— Begin DATA IN THIS EXERCISE —
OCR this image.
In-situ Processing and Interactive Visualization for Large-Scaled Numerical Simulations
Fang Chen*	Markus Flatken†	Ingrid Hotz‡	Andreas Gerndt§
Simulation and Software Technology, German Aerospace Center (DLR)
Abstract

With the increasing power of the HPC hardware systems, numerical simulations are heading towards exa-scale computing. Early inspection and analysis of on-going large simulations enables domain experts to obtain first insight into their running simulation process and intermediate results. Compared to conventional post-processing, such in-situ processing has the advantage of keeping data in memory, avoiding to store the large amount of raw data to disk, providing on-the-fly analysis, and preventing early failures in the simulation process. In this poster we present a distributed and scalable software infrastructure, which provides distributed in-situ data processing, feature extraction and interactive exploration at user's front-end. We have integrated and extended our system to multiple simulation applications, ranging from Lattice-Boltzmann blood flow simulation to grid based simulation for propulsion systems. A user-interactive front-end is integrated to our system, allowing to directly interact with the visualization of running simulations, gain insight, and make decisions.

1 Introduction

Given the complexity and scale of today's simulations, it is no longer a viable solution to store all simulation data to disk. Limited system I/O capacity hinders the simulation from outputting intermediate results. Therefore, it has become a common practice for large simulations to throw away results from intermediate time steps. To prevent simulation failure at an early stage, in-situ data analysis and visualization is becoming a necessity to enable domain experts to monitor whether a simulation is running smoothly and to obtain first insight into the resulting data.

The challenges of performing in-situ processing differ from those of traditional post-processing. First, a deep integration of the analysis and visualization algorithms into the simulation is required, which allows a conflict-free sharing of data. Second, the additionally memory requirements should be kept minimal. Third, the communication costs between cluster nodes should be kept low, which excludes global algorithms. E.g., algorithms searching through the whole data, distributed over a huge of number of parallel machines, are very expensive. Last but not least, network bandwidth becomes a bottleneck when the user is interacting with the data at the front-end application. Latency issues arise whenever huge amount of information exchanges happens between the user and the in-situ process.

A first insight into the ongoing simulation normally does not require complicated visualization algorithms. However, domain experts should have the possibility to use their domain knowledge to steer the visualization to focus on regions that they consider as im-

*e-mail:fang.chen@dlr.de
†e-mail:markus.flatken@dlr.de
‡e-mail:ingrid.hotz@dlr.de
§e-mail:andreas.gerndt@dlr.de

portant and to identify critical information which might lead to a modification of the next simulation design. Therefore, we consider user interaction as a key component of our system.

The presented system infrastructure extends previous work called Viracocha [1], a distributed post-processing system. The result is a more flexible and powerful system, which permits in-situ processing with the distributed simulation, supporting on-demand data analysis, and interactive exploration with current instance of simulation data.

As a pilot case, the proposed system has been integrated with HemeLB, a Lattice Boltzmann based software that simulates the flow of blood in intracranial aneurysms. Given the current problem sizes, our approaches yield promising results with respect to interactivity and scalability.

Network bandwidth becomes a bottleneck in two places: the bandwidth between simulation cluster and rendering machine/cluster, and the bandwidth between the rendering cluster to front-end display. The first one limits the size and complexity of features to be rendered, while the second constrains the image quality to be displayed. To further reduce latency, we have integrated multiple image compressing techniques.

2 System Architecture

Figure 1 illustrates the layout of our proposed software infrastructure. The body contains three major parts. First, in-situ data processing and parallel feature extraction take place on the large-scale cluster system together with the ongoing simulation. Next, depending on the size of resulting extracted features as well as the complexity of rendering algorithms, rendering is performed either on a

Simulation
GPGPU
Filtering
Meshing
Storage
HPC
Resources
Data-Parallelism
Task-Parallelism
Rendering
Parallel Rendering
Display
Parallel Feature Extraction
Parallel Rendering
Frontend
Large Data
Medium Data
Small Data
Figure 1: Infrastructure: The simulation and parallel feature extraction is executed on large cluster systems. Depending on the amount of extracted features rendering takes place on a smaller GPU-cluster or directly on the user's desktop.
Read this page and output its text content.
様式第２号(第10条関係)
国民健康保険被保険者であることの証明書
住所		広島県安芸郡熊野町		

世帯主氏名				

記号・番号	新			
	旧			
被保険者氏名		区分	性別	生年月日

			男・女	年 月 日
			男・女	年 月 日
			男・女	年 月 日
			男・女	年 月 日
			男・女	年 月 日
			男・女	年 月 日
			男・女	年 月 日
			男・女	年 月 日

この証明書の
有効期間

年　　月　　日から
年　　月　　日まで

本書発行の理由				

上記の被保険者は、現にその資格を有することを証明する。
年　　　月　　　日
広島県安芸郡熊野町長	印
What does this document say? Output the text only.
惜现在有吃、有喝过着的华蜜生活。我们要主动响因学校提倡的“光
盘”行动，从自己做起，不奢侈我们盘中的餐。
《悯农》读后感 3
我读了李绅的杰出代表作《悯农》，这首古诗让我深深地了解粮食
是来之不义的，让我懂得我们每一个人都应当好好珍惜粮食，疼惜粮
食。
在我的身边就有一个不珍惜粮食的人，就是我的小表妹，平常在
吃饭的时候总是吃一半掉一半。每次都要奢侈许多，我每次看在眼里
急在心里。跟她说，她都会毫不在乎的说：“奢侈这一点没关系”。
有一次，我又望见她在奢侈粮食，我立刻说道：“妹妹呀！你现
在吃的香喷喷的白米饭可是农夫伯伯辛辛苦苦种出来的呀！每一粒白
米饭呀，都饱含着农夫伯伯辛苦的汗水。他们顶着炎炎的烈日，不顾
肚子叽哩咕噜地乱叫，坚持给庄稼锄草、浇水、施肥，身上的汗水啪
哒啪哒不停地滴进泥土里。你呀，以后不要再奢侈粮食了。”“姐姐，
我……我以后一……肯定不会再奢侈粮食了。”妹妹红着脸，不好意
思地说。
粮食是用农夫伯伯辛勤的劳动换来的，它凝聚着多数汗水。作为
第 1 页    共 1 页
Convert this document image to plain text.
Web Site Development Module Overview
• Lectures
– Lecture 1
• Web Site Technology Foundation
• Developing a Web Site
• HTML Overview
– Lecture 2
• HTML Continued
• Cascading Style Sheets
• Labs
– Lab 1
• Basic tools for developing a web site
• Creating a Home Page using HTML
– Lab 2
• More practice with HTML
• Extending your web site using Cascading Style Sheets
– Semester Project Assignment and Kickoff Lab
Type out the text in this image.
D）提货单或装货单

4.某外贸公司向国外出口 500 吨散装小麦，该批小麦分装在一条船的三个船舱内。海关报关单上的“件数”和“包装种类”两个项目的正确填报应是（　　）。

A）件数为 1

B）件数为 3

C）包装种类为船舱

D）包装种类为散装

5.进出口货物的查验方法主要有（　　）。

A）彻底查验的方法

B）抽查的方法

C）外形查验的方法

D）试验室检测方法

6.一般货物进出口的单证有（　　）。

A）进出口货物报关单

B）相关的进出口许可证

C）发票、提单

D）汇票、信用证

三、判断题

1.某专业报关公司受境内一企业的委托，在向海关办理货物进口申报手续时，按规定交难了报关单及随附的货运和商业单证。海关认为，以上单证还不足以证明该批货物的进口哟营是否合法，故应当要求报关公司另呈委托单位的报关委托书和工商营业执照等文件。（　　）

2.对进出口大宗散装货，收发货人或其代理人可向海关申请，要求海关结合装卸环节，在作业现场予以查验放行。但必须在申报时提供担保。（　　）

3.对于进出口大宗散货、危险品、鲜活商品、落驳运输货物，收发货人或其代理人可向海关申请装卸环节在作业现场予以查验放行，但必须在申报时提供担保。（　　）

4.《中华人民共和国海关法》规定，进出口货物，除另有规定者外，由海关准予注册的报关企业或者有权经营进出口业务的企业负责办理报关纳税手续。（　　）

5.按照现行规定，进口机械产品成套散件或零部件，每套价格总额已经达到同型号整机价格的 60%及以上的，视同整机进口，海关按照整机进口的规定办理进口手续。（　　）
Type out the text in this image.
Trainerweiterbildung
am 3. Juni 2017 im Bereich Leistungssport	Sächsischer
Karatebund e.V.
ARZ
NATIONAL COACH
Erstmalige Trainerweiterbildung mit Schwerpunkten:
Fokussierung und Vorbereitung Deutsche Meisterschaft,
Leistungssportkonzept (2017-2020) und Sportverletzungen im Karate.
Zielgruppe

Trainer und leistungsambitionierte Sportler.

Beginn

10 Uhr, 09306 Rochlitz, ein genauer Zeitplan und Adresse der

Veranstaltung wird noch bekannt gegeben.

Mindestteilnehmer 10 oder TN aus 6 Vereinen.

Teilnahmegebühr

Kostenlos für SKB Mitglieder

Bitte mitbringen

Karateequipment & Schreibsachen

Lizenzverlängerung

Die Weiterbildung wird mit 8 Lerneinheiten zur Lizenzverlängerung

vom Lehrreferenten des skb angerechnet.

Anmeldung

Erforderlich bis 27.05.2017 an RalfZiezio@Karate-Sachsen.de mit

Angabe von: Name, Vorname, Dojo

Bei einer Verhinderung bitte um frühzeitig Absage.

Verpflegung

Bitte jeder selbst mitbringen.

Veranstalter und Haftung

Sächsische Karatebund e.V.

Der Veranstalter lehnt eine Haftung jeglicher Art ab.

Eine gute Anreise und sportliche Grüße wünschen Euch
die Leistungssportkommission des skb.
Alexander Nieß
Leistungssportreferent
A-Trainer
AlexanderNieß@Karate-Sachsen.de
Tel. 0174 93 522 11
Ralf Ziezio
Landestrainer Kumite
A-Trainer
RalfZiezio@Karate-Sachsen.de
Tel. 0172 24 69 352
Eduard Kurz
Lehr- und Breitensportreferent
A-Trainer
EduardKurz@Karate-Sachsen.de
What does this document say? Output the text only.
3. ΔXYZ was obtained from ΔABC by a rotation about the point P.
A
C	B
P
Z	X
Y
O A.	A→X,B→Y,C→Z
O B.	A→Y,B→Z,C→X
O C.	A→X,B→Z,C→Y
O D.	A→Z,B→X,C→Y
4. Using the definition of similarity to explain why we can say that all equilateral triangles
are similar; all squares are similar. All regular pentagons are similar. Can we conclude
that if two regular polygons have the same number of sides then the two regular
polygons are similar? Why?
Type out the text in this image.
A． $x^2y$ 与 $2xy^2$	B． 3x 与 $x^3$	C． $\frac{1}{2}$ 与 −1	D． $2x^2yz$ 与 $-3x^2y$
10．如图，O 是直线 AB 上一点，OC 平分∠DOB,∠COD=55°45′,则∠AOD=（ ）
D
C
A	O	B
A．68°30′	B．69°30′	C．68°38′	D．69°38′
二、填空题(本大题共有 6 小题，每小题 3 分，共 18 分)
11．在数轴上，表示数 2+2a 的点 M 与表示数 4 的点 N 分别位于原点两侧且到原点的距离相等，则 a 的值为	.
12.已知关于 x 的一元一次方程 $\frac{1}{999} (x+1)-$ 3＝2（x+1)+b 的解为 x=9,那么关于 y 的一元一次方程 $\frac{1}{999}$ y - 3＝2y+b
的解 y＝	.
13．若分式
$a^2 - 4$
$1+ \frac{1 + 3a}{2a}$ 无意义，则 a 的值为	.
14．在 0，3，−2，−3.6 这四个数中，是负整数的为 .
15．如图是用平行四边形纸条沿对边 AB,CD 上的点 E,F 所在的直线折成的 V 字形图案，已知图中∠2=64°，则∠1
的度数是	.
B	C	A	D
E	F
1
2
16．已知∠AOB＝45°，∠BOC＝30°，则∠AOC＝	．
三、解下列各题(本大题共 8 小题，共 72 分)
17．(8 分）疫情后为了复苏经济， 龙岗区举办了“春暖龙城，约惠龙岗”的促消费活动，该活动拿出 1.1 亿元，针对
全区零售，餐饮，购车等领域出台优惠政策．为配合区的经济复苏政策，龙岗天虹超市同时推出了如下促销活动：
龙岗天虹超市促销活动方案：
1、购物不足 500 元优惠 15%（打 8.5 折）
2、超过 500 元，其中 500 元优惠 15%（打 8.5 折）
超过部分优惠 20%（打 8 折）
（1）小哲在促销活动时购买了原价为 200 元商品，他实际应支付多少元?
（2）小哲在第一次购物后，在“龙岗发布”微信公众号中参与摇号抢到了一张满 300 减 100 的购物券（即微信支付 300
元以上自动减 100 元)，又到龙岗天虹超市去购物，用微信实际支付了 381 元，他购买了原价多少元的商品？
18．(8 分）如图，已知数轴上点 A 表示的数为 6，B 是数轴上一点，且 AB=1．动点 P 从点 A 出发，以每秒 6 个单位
— End DATA IN THIS EXERCISE —
**GOAL OF THE EXERCISE:** Go through the material line by line. Show each line that contains the string "extracted".

**RESPONSE FOR THIS EXERCISE:**
Figure 1 illustrates the layout of our proposed software infrastructure. The body contains three major parts. First, in-situ data processing and parallel feature extraction take place on the large-scale cluster system together with the ongoing simulation. Next, depending on the size of resulting extracted features as well as the complexity of rendering algorithms, rendering is performed either on a
Figure 1: Infrastructure: The simulation and parallel feature extraction is executed on large cluster systems. Depending on the amount of extracted features rendering takes place on a smaller GPU-cluster or directly on the user's desktop.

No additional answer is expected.